● What to do: Give nothing except the number of lines containing the word "author".

● Stored data:
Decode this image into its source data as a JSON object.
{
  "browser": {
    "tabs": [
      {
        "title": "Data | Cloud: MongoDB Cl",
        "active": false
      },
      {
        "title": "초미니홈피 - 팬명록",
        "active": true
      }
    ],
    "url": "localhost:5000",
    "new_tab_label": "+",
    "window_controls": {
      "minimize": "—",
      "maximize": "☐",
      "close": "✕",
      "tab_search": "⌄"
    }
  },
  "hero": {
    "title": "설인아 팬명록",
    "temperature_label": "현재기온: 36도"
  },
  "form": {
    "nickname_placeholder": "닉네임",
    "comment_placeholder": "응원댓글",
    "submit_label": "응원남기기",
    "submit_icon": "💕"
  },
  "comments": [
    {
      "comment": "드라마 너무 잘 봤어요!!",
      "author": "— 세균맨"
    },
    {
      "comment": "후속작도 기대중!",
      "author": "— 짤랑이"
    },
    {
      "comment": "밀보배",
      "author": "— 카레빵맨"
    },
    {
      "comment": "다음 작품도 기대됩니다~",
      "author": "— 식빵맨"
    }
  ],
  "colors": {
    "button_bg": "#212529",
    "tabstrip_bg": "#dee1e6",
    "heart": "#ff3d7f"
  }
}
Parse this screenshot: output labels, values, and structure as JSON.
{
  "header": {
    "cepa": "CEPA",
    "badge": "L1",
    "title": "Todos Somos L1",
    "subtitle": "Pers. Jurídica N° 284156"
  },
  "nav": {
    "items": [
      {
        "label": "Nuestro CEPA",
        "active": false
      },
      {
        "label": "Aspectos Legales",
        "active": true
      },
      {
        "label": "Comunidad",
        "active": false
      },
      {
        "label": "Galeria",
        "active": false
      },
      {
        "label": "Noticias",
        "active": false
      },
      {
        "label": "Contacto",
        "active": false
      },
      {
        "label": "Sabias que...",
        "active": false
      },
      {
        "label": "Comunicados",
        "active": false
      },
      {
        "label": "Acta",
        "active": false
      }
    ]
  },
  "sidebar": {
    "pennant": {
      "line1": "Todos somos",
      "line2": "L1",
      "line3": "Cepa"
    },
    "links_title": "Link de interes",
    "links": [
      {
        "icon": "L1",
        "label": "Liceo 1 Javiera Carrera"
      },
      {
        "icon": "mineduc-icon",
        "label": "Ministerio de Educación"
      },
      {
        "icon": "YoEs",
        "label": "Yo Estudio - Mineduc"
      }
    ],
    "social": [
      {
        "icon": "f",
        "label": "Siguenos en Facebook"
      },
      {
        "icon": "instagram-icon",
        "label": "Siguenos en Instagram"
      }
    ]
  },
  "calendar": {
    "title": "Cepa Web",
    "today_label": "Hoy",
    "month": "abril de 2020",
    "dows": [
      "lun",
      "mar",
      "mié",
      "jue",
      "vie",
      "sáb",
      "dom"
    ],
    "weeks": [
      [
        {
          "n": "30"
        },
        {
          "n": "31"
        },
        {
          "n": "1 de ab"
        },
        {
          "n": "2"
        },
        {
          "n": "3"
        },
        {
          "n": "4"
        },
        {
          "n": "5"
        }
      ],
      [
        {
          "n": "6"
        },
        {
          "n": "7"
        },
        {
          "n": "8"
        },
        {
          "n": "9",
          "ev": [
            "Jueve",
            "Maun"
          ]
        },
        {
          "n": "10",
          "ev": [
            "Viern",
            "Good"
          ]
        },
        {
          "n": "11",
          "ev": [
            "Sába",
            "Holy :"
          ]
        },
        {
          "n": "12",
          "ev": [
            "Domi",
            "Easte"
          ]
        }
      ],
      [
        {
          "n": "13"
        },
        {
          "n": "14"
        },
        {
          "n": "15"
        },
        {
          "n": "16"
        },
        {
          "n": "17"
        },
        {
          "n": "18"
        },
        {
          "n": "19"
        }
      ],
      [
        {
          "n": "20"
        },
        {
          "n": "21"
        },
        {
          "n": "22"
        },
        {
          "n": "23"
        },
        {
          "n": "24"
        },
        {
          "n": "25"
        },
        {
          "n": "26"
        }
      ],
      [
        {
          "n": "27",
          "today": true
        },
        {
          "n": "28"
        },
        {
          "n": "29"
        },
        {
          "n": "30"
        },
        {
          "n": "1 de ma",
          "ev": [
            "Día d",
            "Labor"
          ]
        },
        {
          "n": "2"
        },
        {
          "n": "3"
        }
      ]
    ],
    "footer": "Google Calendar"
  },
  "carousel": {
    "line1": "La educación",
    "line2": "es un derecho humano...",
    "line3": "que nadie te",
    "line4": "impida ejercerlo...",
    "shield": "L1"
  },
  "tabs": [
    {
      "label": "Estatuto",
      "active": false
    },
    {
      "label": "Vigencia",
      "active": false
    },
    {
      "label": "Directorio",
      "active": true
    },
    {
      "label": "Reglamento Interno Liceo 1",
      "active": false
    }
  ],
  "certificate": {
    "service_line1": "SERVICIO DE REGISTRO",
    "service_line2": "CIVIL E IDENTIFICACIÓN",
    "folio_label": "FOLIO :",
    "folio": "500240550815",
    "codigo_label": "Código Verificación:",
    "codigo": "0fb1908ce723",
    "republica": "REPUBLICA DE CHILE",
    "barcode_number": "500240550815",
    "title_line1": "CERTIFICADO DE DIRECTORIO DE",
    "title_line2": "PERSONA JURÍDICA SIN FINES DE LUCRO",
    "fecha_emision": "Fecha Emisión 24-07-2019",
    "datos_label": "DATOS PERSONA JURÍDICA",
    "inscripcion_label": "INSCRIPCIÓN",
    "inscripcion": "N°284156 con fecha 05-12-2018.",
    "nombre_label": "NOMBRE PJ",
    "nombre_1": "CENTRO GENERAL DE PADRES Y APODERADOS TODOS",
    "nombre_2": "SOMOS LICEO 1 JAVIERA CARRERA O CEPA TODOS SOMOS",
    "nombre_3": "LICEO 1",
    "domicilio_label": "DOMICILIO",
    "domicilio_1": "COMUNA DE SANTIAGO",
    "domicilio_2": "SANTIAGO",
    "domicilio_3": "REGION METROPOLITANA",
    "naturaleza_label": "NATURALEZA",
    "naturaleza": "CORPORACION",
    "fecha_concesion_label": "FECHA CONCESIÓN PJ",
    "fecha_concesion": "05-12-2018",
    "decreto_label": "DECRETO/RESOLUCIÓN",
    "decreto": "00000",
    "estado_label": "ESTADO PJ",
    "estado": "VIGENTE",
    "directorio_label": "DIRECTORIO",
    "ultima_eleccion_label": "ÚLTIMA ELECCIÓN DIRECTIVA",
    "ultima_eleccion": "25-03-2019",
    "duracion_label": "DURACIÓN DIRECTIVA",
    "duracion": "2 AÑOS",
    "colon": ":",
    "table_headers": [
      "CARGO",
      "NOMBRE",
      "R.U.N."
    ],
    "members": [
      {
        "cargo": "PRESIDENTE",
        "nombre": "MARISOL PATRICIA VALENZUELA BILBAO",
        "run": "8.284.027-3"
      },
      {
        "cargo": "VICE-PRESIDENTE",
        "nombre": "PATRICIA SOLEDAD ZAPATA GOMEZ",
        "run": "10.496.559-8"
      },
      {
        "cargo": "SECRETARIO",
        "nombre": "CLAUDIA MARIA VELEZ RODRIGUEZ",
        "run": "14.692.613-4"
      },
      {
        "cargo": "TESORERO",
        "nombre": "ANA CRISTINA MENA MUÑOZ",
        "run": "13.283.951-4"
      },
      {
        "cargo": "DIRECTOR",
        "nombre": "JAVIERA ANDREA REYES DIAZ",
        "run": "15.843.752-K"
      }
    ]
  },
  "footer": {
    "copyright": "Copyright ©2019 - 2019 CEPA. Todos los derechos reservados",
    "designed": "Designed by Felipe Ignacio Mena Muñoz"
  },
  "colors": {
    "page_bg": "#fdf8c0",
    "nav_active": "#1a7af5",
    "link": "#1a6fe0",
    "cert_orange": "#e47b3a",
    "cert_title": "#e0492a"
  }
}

● Task result: 4